Task to complete: Can you quote every line of the records below verbatim, without changing anything?

______________________________

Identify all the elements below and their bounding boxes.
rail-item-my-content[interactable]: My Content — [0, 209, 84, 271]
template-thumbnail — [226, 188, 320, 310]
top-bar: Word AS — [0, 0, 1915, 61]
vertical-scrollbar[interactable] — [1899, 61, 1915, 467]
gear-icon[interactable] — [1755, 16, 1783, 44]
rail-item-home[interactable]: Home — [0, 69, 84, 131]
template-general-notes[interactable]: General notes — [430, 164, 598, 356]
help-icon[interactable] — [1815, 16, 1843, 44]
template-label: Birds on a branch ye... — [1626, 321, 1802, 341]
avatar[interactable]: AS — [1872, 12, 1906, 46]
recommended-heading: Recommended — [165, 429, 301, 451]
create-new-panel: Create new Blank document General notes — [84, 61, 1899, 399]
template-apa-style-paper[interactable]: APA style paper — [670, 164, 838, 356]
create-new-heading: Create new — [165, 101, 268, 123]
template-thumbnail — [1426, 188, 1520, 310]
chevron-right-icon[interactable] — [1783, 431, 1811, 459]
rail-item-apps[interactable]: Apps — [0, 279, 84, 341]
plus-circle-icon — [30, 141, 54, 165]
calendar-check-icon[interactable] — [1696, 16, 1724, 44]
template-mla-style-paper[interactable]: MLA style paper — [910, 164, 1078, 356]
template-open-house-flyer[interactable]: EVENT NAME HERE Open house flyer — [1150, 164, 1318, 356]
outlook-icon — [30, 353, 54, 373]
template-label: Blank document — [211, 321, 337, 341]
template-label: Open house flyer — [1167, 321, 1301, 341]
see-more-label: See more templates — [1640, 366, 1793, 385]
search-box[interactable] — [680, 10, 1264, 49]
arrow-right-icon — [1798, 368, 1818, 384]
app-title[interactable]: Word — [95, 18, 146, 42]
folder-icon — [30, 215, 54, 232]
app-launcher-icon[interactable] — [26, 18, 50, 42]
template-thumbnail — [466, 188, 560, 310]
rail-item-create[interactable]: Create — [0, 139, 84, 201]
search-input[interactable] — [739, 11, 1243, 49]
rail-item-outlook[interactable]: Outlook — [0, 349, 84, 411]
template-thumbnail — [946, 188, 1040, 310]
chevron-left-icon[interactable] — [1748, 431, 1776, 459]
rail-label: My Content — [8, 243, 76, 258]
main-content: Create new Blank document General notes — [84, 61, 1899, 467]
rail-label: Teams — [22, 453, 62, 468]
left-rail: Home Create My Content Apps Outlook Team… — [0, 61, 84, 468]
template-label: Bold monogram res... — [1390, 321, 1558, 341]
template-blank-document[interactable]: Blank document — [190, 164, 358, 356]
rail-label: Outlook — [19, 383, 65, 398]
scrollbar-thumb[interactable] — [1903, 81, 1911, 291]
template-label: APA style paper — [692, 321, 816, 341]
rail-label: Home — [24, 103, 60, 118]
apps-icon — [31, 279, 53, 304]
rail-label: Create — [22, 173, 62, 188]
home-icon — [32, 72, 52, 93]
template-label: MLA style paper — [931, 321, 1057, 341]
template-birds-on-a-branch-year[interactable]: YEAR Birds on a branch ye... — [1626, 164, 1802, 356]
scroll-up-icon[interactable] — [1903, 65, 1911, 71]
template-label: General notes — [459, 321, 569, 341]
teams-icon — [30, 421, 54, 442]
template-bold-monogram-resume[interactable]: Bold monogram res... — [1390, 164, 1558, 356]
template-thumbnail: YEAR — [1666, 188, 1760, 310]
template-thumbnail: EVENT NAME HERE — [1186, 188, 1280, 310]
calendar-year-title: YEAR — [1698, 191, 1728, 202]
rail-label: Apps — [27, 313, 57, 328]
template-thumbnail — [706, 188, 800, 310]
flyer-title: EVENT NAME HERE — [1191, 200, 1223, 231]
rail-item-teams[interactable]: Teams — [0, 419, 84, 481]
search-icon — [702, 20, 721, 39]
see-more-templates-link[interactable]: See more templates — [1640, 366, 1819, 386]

______________________________

Result of this exercise:
Identify all the elements below and their bounding boxes.
rail-item-my-content[interactable]: My Content — [0, 209, 84, 271]
template-thumbnail — [226, 188, 320, 310]
top-bar: Word AS — [0, 0, 1915, 61]
vertical-scrollbar[interactable] — [1899, 61, 1915, 467]
gear-icon[interactable] — [1755, 16, 1783, 44]
rail-item-home[interactable]: Home — [0, 69, 84, 131]
template-general-notes[interactable]: General notes — [430, 164, 598, 356]
help-icon[interactable] — [1815, 16, 1843, 44]
template-label: Birds on a branch ye... — [1626, 321, 1802, 341]
avatar[interactable]: AS — [1872, 12, 1906, 46]
recommended-heading: Recommended — [165, 429, 301, 451]
create-new-panel: Create new Blank document General notes — [84, 61, 1899, 399]
template-apa-style-paper[interactable]: APA style paper — [670, 164, 838, 356]
create-new-heading: Create new — [165, 101, 268, 123]
template-thumbnail — [1426, 188, 1520, 310]
chevron-right-icon[interactable] — [1783, 431, 1811, 459]
rail-item-apps[interactable]: Apps — [0, 279, 84, 341]
plus-circle-icon — [30, 141, 54, 165]
calendar-check-icon[interactable] — [1696, 16, 1724, 44]
template-mla-style-paper[interactable]: MLA style paper — [910, 164, 1078, 356]
template-open-house-flyer[interactable]: EVENT NAME HERE Open house flyer — [1150, 164, 1318, 356]
outlook-icon — [30, 353, 54, 373]
template-label: Blank document — [211, 321, 337, 341]
template-label: Open house flyer — [1167, 321, 1301, 341]
see-more-label: See more templates — [1640, 366, 1793, 385]
search-box[interactable] — [680, 10, 1264, 49]
arrow-right-icon — [1798, 368, 1818, 384]
app-title[interactable]: Word — [95, 18, 146, 42]
folder-icon — [30, 215, 54, 232]
app-launcher-icon[interactable] — [26, 18, 50, 42]
template-thumbnail — [466, 188, 560, 310]
rail-item-create[interactable]: Create — [0, 139, 84, 201]
search-input[interactable] — [739, 11, 1243, 49]
rail-item-outlook[interactable]: Outlook — [0, 349, 84, 411]
template-thumbnail — [946, 188, 1040, 310]
chevron-left-icon[interactable] — [1748, 431, 1776, 459]
rail-label: My Content — [8, 243, 76, 258]
main-content: Create new Blank document General notes — [84, 61, 1899, 467]
rail-label: Teams — [22, 453, 62, 468]
left-rail: Home Create My Content Apps Outlook Team… — [0, 61, 84, 468]
template-label: Bold monogram res... — [1390, 321, 1558, 341]
template-blank-document[interactable]: Blank document — [190, 164, 358, 356]
rail-label: Outlook — [19, 383, 65, 398]
scrollbar-thumb[interactable] — [1903, 81, 1911, 291]
template-label: APA style paper — [692, 321, 816, 341]
rail-label: Home — [24, 103, 60, 118]
apps-icon — [31, 279, 53, 304]
rail-label: Create — [22, 173, 62, 188]
home-icon — [32, 72, 52, 93]
template-label: MLA style paper — [931, 321, 1057, 341]
template-birds-on-a-branch-year[interactable]: YEAR Birds on a branch ye... — [1626, 164, 1802, 356]
scroll-up-icon[interactable] — [1903, 65, 1911, 71]
template-label: General notes — [459, 321, 569, 341]
teams-icon — [30, 421, 54, 442]
template-bold-monogram-resume[interactable]: Bold monogram res... — [1390, 164, 1558, 356]
template-thumbnail: YEAR — [1666, 188, 1760, 310]
template-thumbnail: EVENT NAME HERE — [1186, 188, 1280, 310]
calendar-year-title: YEAR — [1698, 191, 1728, 202]
rail-label: Apps — [27, 313, 57, 328]
template-thumbnail — [706, 188, 800, 310]
flyer-title: EVENT NAME HERE — [1191, 200, 1223, 231]
rail-item-teams[interactable]: Teams — [0, 419, 84, 481]
search-icon — [702, 20, 721, 39]
see-more-templates-link[interactable]: See more templates — [1640, 366, 1819, 386]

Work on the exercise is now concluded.